## [Problem to work on]
Return a copy of each line that holds the string "icon".

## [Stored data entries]
※ ※ ※

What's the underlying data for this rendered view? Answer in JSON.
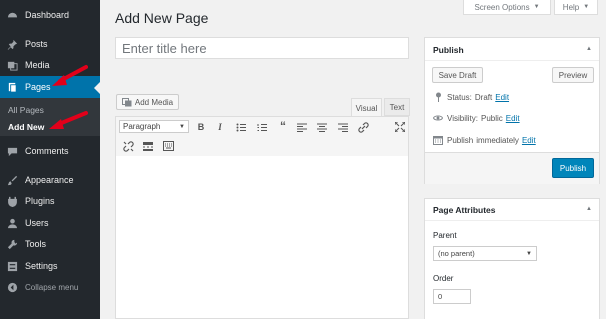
{
  "sidebar": {
    "items": [
      {
        "label": "Dashboard",
        "icon": "dashboard-icon"
      },
      {
        "label": "Posts",
        "icon": "pushpin-icon"
      },
      {
        "label": "Media",
        "icon": "media-icon"
      },
      {
        "label": "Pages",
        "icon": "page-icon"
      },
      {
        "label": "Comments",
        "icon": "comment-icon"
      },
      {
        "label": "Appearance",
        "icon": "paintbrush-icon"
      },
      {
        "label": "Plugins",
        "icon": "plugin-icon"
      },
      {
        "label": "Users",
        "icon": "users-icon"
      },
      {
        "label": "Tools",
        "icon": "wrench-icon"
      },
      {
        "label": "Settings",
        "icon": "settings-icon"
      },
      {
        "label": "Collapse menu",
        "icon": "collapse-icon"
      }
    ],
    "submenu": [
      {
        "label": "All Pages"
      },
      {
        "label": "Add New"
      }
    ]
  },
  "header": {
    "title": "Add New Page",
    "screen_options": "Screen Options",
    "help": "Help"
  },
  "editor": {
    "title_placeholder": "Enter title here",
    "add_media": "Add Media",
    "tab_visual": "Visual",
    "tab_text": "Text",
    "format_select": "Paragraph"
  },
  "publish": {
    "title": "Publish",
    "save_draft": "Save Draft",
    "preview": "Preview",
    "status_label": "Status:",
    "status_value": "Draft",
    "visibility_label": "Visibility:",
    "visibility_value": "Public",
    "schedule_label": "Publish",
    "schedule_value": "immediately",
    "edit": "Edit",
    "publish_button": "Publish"
  },
  "page_attributes": {
    "title": "Page Attributes",
    "parent_label": "Parent",
    "parent_value": "(no parent)",
    "order_label": "Order",
    "order_value": "0"
  },
  "colors": {
    "sidebar_bg": "#23282d",
    "accent": "#0073aa",
    "annotation_arrow": "#e2001a"
  }
}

※ ※ ※

## [Written response]
        "icon": "dashboard-icon"
        "icon": "pushpin-icon"
        "icon": "media-icon"
        "icon": "page-icon"
        "icon": "comment-icon"
        "icon": "paintbrush-icon"
        "icon": "plugin-icon"
        "icon": "users-icon"
        "icon": "wrench-icon"
        "icon": "settings-icon"
        "icon": "collapse-icon"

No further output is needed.